■ WHAT YOU NEED TO DO ■
Retype the material that follows, keeping every word as it is.
▶
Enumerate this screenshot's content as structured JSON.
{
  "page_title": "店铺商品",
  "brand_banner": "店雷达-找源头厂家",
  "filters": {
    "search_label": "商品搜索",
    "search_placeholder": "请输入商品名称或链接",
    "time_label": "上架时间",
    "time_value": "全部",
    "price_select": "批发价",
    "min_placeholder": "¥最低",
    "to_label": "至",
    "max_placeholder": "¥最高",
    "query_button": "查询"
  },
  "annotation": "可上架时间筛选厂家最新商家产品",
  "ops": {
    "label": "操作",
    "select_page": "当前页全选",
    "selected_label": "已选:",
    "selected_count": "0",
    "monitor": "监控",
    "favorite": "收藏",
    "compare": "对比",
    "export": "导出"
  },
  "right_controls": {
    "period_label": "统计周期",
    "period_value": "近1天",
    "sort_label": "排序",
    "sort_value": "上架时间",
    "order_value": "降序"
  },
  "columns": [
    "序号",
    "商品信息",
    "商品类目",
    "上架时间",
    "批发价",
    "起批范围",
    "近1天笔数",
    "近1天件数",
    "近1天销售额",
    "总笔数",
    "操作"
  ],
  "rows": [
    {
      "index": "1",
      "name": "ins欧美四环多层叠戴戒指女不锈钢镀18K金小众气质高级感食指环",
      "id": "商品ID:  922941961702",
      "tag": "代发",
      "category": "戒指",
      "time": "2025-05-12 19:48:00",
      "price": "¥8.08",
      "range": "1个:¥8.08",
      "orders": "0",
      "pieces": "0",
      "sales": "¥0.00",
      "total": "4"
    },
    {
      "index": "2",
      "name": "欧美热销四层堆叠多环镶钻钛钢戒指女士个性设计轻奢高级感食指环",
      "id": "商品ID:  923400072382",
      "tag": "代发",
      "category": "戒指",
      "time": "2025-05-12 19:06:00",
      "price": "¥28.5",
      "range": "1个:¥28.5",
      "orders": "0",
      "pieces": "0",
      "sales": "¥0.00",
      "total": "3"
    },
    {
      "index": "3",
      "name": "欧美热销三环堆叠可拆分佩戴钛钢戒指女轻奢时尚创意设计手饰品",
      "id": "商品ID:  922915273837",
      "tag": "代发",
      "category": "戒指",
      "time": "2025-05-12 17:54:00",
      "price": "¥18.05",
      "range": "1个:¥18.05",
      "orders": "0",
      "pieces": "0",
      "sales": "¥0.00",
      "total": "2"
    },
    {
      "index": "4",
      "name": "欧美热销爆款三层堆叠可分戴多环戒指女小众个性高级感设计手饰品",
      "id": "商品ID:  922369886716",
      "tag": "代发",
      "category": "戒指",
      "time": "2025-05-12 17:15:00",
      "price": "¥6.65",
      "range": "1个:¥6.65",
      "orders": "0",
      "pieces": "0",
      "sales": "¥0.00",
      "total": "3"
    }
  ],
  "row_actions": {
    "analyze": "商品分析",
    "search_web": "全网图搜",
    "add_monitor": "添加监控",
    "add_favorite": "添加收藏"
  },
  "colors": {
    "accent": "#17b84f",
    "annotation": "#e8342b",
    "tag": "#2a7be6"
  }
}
◀
■ FULL SOLUTION ■
Enumerate this screenshot's content as structured JSON.
{
  "page_title": "店铺商品",
  "brand_banner": "店雷达-找源头厂家",
  "filters": {
    "search_label": "商品搜索",
    "search_placeholder": "请输入商品名称或链接",
    "time_label": "上架时间",
    "time_value": "全部",
    "price_select": "批发价",
    "min_placeholder": "¥最低",
    "to_label": "至",
    "max_placeholder": "¥最高",
    "query_button": "查询"
  },
  "annotation": "可上架时间筛选厂家最新商家产品",
  "ops": {
    "label": "操作",
    "select_page": "当前页全选",
    "selected_label": "已选:",
    "selected_count": "0",
    "monitor": "监控",
    "favorite": "收藏",
    "compare": "对比",
    "export": "导出"
  },
  "right_controls": {
    "period_label": "统计周期",
    "period_value": "近1天",
    "sort_label": "排序",
    "sort_value": "上架时间",
    "order_value": "降序"
  },
  "columns": [
    "序号",
    "商品信息",
    "商品类目",
    "上架时间",
    "批发价",
    "起批范围",
    "近1天笔数",
    "近1天件数",
    "近1天销售额",
    "总笔数",
    "操作"
  ],
  "rows": [
    {
      "index": "1",
      "name": "ins欧美四环多层叠戴戒指女不锈钢镀18K金小众气质高级感食指环",
      "id": "商品ID:  922941961702",
      "tag": "代发",
      "category": "戒指",
      "time": "2025-05-12 19:48:00",
      "price": "¥8.08",
      "range": "1个:¥8.08",
      "orders": "0",
      "pieces": "0",
      "sales": "¥0.00",
      "total": "4"
    },
    {
      "index": "2",
      "name": "欧美热销四层堆叠多环镶钻钛钢戒指女士个性设计轻奢高级感食指环",
      "id": "商品ID:  923400072382",
      "tag": "代发",
      "category": "戒指",
      "time": "2025-05-12 19:06:00",
      "price": "¥28.5",
      "range": "1个:¥28.5",
      "orders": "0",
      "pieces": "0",
      "sales": "¥0.00",
      "total": "3"
    },
    {
      "index": "3",
      "name": "欧美热销三环堆叠可拆分佩戴钛钢戒指女轻奢时尚创意设计手饰品",
      "id": "商品ID:  922915273837",
      "tag": "代发",
      "category": "戒指",
      "time": "2025-05-12 17:54:00",
      "price": "¥18.05",
      "range": "1个:¥18.05",
      "orders": "0",
      "pieces": "0",
      "sales": "¥0.00",
      "total": "2"
    },
    {
      "index": "4",
      "name": "欧美热销爆款三层堆叠可分戴多环戒指女小众个性高级感设计手饰品",
      "id": "商品ID:  922369886716",
      "tag": "代发",
      "category": "戒指",
      "time": "2025-05-12 17:15:00",
      "price": "¥6.65",
      "range": "1个:¥6.65",
      "orders": "0",
      "pieces": "0",
      "sales": "¥0.00",
      "total": "3"
    }
  ],
  "row_actions": {
    "analyze": "商品分析",
    "search_web": "全网图搜",
    "add_monitor": "添加监控",
    "add_favorite": "添加收藏"
  },
  "colors": {
    "accent": "#17b84f",
    "annotation": "#e8342b",
    "tag": "#2a7be6"
  }
}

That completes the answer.